Dataset rows about figures:

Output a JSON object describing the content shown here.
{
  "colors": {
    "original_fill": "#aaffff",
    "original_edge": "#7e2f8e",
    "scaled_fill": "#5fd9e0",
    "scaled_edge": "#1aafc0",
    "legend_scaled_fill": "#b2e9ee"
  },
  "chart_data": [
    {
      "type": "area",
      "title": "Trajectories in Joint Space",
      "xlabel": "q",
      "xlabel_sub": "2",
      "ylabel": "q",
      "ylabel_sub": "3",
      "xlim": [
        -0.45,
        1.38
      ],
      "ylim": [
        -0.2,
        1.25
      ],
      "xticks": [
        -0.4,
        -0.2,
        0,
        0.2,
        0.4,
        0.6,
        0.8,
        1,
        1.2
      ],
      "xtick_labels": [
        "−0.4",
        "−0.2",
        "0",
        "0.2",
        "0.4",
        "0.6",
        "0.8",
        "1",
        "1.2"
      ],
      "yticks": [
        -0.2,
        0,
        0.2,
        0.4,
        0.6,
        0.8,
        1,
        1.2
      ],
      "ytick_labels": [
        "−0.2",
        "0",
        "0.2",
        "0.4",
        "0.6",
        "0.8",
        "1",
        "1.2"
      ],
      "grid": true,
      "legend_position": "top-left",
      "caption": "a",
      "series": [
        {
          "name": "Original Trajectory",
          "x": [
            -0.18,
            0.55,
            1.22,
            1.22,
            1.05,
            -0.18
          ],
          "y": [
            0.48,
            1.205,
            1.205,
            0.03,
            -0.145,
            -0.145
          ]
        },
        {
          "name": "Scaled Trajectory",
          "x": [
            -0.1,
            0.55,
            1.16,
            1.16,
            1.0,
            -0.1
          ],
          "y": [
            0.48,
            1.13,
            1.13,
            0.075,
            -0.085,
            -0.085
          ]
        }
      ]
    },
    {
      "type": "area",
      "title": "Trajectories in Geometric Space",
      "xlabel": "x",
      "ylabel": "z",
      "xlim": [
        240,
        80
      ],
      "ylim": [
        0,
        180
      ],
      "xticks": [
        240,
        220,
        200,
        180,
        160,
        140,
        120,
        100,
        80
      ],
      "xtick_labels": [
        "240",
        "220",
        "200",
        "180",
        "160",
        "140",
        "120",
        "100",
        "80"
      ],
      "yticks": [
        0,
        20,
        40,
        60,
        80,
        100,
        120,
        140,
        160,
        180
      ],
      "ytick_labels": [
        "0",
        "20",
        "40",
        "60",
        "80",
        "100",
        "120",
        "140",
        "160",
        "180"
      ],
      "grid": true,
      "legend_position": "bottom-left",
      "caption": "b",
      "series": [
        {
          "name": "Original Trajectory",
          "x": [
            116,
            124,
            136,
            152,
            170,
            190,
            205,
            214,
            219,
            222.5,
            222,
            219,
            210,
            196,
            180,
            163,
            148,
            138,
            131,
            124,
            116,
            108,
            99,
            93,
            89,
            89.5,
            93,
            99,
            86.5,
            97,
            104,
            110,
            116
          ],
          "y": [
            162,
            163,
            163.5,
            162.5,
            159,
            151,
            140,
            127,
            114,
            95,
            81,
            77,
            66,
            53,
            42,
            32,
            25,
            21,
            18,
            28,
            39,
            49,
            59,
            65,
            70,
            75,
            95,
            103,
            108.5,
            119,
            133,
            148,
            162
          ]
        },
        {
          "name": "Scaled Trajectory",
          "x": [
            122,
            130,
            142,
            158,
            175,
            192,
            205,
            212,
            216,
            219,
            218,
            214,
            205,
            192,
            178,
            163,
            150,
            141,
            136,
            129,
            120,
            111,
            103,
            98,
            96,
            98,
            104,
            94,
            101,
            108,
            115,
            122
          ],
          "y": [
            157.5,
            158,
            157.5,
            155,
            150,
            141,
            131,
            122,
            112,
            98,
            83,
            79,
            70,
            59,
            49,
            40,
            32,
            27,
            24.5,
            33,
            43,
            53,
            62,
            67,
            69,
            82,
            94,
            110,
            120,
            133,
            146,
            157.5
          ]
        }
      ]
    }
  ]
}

▶ WHAT YOU NEED TO DO: Reproduce the entries above in full, verbatim.

▶ WRITTEN RESPONSE:
Output a JSON object describing the content shown here.
{
  "colors": {
    "original_fill": "#aaffff",
    "original_edge": "#7e2f8e",
    "scaled_fill": "#5fd9e0",
    "scaled_edge": "#1aafc0",
    "legend_scaled_fill": "#b2e9ee"
  },
  "chart_data": [
    {
      "type": "area",
      "title": "Trajectories in Joint Space",
      "xlabel": "q",
      "xlabel_sub": "2",
      "ylabel": "q",
      "ylabel_sub": "3",
      "xlim": [
        -0.45,
        1.38
      ],
      "ylim": [
        -0.2,
        1.25
      ],
      "xticks": [
        -0.4,
        -0.2,
        0,
        0.2,
        0.4,
        0.6,
        0.8,
        1,
        1.2
      ],
      "xtick_labels": [
        "−0.4",
        "−0.2",
        "0",
        "0.2",
        "0.4",
        "0.6",
        "0.8",
        "1",
        "1.2"
      ],
      "yticks": [
        -0.2,
        0,
        0.2,
        0.4,
        0.6,
        0.8,
        1,
        1.2
      ],
      "ytick_labels": [
        "−0.2",
        "0",
        "0.2",
        "0.4",
        "0.6",
        "0.8",
        "1",
        "1.2"
      ],
      "grid": true,
      "legend_position": "top-left",
      "caption": "a",
      "series": [
        {
          "name": "Original Trajectory",
          "x": [
            -0.18,
            0.55,
            1.22,
            1.22,
            1.05,
            -0.18
          ],
          "y": [
            0.48,
            1.205,
            1.205,
            0.03,
            -0.145,
            -0.145
          ]
        },
        {
          "name": "Scaled Trajectory",
          "x": [
            -0.1,
            0.55,
            1.16,
            1.16,
            1.0,
            -0.1
          ],
          "y": [
            0.48,
            1.13,
            1.13,
            0.075,
            -0.085,
            -0.085
          ]
        }
      ]
    },
    {
      "type": "area",
      "title": "Trajectories in Geometric Space",
      "xlabel": "x",
      "ylabel": "z",
      "xlim": [
        240,
        80
      ],
      "ylim": [
        0,
        180
      ],
      "xticks": [
        240,
        220,
        200,
        180,
        160,
        140,
        120,
        100,
        80
      ],
      "xtick_labels": [
        "240",
        "220",
        "200",
        "180",
        "160",
        "140",
        "120",
        "100",
        "80"
      ],
      "yticks": [
        0,
        20,
        40,
        60,
        80,
        100,
        120,
        140,
        160,
        180
      ],
      "ytick_labels": [
        "0",
        "20",
        "40",
        "60",
        "80",
        "100",
        "120",
        "140",
        "160",
        "180"
      ],
      "grid": true,
      "legend_position": "bottom-left",
      "caption": "b",
      "series": [
        {
          "name": "Original Trajectory",
          "x": [
            116,
            124,
            136,
            152,
            170,
            190,
            205,
            214,
            219,
            222.5,
            222,
            219,
            210,
            196,
            180,
            163,
            148,
            138,
            131,
            124,
            116,
            108,
            99,
            93,
            89,
            89.5,
            93,
            99,
            86.5,
            97,
            104,
            110,
            116
          ],
          "y": [
            162,
            163,
            163.5,
            162.5,
            159,
            151,
            140,
            127,
            114,
            95,
            81,
            77,
            66,
            53,
            42,
            32,
            25,
            21,
            18,
            28,
            39,
            49,
            59,
            65,
            70,
            75,
            95,
            103,
            108.5,
            119,
            133,
            148,
            162
          ]
        },
        {
          "name": "Scaled Trajectory",
          "x": [
            122,
            130,
            142,
            158,
            175,
            192,
            205,
            212,
            216,
            219,
            218,
            214,
            205,
            192,
            178,
            163,
            150,
            141,
            136,
            129,
            120,
            111,
            103,
            98,
            96,
            98,
            104,
            94,
            101,
            108,
            115,
            122
          ],
          "y": [
            157.5,
            158,
            157.5,
            155,
            150,
            141,
            131,
            122,
            112,
            98,
            83,
            79,
            70,
            59,
            49,
            40,
            32,
            27,
            24.5,
            33,
            43,
            53,
            62,
            67,
            69,
            82,
            94,
            110,
            120,
            133,
            146,
            157.5
          ]
        }
      ]
    }
  ]
}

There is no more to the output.